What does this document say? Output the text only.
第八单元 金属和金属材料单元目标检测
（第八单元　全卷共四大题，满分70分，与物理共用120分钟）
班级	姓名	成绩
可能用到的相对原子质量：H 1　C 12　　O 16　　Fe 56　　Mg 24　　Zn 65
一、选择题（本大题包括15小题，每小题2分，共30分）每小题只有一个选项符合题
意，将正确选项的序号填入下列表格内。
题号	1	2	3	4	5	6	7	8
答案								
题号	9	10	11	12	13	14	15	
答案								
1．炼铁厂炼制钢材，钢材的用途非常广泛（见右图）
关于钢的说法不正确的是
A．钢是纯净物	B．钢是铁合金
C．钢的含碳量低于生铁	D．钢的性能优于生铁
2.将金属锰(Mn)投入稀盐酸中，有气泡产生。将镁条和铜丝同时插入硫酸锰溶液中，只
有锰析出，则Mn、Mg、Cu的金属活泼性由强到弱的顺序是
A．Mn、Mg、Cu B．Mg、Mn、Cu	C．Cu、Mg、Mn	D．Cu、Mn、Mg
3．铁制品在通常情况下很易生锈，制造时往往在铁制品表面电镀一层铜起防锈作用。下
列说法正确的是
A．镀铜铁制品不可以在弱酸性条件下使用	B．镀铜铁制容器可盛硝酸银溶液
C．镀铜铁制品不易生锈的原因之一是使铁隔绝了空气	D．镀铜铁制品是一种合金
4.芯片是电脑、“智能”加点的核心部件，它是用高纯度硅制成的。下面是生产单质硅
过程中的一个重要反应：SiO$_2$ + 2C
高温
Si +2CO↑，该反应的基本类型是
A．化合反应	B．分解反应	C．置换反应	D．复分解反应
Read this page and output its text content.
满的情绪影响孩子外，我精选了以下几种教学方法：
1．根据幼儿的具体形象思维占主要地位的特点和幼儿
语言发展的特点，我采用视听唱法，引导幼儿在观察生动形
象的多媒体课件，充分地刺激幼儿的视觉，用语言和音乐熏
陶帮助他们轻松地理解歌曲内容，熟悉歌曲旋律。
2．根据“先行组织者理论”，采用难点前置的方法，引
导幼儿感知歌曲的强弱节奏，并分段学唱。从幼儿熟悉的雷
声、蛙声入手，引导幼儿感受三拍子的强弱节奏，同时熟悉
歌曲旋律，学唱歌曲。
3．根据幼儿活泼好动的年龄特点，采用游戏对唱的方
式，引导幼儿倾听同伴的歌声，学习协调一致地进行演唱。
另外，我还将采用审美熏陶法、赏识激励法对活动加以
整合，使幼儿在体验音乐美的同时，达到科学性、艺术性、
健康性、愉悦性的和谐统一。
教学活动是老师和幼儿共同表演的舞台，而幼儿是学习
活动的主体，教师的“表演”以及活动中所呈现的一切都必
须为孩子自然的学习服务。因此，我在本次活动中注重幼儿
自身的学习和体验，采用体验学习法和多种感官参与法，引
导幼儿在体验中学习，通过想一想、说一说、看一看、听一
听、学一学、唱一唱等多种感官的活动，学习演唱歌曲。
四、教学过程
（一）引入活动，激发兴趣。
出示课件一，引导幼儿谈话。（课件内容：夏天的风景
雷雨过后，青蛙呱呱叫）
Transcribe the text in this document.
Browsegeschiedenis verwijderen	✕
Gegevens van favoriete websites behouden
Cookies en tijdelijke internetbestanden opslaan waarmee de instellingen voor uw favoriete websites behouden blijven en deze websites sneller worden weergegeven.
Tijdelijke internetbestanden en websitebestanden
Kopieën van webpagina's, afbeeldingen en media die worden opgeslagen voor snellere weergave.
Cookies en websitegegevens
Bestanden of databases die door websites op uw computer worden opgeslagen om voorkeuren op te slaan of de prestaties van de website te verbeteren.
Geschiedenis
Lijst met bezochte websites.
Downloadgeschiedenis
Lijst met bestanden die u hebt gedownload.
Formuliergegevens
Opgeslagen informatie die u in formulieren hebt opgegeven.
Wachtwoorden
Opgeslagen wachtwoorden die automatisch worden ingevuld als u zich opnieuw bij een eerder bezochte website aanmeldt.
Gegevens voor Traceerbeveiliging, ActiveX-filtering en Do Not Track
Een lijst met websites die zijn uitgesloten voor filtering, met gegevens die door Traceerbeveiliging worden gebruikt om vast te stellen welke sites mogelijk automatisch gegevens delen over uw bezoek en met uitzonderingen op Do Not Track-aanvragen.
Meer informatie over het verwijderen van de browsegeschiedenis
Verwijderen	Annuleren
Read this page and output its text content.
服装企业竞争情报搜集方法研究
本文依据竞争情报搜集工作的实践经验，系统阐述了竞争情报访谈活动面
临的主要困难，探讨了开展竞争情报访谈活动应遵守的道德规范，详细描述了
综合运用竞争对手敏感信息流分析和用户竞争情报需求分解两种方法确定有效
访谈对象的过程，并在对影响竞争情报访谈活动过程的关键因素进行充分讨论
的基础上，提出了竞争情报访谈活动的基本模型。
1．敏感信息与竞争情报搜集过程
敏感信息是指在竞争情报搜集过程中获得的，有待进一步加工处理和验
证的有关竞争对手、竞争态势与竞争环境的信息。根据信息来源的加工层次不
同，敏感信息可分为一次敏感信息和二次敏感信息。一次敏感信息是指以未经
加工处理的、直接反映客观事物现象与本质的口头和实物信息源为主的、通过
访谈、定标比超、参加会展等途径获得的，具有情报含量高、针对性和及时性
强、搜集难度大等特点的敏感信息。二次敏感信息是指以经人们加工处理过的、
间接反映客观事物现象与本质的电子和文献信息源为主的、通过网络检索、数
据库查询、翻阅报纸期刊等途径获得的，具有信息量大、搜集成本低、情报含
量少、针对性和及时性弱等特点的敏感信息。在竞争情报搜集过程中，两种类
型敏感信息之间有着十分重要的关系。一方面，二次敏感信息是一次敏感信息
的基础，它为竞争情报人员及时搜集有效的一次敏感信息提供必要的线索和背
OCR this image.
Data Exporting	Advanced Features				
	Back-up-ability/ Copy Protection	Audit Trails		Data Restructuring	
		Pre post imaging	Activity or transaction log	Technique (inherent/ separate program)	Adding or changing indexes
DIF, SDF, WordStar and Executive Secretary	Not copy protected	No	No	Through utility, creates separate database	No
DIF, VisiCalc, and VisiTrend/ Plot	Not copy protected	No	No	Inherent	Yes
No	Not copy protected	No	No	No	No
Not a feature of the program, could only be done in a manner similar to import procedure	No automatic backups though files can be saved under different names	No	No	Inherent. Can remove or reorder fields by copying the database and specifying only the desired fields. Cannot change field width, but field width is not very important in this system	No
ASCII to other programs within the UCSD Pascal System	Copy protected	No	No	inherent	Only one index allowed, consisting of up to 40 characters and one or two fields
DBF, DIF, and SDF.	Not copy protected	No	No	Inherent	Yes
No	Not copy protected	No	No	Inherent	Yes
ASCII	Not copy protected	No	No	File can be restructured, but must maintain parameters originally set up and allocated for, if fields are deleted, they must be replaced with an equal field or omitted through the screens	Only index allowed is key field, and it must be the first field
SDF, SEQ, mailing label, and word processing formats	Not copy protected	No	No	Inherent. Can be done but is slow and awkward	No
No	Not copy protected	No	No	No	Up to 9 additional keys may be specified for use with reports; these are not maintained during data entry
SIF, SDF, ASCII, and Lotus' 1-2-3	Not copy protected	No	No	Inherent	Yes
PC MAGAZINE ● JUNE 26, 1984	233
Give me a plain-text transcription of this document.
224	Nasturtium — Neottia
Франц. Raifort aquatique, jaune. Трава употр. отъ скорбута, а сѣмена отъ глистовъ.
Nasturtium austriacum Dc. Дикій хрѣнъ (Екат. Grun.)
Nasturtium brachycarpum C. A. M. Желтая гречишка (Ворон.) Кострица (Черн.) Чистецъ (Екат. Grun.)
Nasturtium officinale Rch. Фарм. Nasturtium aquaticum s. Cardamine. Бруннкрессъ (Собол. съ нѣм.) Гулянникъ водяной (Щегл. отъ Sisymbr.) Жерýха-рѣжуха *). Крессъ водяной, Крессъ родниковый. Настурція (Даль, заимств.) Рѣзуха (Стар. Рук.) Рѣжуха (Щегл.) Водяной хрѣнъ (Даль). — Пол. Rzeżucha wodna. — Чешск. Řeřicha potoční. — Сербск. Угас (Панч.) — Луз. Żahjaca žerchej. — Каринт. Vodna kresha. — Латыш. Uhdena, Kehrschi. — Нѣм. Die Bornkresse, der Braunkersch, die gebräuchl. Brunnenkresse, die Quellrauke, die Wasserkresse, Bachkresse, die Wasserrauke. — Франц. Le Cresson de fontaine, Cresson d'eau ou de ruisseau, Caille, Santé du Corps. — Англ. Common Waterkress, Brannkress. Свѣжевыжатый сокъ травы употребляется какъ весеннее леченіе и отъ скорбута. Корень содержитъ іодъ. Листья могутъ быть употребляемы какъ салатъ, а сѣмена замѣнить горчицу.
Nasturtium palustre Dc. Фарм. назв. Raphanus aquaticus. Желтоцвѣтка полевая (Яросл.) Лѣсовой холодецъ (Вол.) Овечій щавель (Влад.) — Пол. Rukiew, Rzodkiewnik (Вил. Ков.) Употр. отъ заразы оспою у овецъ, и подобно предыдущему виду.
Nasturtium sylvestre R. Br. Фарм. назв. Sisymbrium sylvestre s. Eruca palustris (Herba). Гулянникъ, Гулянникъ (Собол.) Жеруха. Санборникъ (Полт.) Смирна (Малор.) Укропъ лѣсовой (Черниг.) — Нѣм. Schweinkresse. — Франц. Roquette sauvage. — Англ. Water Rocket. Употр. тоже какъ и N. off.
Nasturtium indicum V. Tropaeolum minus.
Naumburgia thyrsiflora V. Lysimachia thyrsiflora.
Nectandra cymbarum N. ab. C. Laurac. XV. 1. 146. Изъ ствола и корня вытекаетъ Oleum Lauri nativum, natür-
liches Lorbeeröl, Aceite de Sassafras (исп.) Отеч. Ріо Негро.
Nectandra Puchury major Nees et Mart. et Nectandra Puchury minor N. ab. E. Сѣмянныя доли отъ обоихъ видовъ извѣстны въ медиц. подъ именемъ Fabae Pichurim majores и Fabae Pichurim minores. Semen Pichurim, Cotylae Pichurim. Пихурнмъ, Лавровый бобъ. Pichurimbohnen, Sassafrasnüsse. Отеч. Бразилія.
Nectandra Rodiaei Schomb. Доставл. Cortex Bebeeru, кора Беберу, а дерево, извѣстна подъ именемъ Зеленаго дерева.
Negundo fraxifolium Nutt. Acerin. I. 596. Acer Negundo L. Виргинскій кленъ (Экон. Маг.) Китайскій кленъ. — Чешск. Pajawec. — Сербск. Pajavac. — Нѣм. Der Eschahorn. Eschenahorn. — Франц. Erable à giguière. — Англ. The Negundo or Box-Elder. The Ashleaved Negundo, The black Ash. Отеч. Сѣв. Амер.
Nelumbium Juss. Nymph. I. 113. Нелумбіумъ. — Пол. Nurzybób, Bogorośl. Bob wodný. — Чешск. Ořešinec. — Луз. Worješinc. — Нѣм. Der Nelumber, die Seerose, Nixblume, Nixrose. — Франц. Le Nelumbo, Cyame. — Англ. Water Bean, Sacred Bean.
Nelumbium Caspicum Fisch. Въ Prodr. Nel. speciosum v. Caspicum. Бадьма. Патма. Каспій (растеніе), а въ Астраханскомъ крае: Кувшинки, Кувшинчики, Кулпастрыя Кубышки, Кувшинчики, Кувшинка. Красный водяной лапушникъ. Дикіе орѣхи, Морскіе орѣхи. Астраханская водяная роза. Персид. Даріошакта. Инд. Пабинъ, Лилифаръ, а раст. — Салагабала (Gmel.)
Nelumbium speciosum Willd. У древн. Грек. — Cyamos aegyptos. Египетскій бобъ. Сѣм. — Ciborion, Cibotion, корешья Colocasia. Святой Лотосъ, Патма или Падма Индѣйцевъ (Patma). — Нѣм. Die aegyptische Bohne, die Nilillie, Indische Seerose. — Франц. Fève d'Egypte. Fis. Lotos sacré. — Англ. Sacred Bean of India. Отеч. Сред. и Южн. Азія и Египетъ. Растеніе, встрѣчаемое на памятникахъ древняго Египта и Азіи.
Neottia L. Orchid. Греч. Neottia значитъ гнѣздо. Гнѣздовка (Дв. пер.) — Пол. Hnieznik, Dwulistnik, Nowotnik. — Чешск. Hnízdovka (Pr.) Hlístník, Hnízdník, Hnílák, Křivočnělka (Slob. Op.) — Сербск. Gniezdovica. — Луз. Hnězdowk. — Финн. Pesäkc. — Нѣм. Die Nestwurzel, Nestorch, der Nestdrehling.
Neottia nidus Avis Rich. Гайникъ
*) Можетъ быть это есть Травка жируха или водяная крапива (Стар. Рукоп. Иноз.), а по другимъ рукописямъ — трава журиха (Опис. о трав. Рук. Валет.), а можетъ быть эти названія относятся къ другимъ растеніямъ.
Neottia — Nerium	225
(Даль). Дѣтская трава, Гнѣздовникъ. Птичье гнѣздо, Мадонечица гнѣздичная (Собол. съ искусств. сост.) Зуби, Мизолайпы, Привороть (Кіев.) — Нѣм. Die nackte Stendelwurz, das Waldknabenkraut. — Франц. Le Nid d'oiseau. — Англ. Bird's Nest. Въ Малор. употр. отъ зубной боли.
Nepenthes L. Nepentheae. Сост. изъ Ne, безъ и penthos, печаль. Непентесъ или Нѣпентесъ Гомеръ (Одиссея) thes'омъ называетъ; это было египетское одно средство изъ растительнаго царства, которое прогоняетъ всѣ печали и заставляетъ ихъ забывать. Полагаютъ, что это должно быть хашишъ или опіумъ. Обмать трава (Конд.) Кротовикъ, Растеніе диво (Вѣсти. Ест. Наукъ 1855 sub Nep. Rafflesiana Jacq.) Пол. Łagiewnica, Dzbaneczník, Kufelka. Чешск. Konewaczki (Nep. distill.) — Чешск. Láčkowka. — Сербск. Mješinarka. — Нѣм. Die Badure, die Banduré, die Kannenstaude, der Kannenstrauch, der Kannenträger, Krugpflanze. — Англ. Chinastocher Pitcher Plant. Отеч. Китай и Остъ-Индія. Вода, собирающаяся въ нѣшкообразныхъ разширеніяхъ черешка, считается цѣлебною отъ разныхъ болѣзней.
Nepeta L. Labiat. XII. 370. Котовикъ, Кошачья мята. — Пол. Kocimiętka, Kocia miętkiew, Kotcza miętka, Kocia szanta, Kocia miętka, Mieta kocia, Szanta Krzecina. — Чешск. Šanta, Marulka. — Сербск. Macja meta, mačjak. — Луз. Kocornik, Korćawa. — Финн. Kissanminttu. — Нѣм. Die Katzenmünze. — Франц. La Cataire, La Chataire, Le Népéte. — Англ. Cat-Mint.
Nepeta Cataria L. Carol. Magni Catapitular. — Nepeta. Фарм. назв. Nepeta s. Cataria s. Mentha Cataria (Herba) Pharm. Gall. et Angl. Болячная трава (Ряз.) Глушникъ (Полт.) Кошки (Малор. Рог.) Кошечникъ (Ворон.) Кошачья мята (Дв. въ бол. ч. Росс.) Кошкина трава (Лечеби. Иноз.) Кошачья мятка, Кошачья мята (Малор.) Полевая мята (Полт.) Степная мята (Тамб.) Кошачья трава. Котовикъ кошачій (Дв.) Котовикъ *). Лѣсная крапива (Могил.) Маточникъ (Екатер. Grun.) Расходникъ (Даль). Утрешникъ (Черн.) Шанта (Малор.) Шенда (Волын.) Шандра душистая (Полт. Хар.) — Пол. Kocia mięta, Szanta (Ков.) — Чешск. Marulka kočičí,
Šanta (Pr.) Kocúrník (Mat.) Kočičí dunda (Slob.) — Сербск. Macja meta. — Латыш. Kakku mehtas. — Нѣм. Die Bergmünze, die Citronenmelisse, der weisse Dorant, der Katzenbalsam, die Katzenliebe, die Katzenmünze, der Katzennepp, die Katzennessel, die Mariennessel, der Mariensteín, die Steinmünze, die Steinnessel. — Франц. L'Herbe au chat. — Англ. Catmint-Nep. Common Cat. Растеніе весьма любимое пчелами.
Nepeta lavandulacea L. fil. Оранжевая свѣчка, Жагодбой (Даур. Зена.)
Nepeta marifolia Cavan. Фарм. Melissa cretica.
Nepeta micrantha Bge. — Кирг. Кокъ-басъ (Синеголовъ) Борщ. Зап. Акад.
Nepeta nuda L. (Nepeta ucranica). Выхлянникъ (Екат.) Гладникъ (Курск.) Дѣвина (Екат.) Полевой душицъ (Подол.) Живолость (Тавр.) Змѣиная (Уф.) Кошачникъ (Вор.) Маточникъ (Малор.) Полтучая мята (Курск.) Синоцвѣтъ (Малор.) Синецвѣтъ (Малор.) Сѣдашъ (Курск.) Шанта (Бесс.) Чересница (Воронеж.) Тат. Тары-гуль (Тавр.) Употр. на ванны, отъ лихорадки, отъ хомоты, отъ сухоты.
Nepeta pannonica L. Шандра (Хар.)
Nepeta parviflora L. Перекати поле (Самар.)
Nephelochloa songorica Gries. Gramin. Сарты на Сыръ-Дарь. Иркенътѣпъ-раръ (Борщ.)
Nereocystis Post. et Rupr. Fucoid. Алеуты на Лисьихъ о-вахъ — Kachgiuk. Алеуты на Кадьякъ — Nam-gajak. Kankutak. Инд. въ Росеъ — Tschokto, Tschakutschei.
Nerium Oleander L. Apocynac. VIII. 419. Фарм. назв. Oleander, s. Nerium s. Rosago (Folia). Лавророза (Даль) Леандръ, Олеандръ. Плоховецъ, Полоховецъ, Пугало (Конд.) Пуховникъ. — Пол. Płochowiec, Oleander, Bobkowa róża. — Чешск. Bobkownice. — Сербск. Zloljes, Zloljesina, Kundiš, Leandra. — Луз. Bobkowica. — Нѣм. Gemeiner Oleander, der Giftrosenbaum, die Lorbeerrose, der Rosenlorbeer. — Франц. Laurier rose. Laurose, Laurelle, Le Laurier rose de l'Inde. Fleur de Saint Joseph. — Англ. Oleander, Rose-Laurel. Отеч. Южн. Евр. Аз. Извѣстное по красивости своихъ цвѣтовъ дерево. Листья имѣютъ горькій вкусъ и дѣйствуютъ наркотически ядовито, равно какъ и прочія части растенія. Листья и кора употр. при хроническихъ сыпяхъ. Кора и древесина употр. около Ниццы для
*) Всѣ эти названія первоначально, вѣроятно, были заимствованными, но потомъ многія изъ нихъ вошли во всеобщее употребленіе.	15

——

The problem:
Work out how many lines in the records above hold the string "behouden", then give only that count.

Response:
2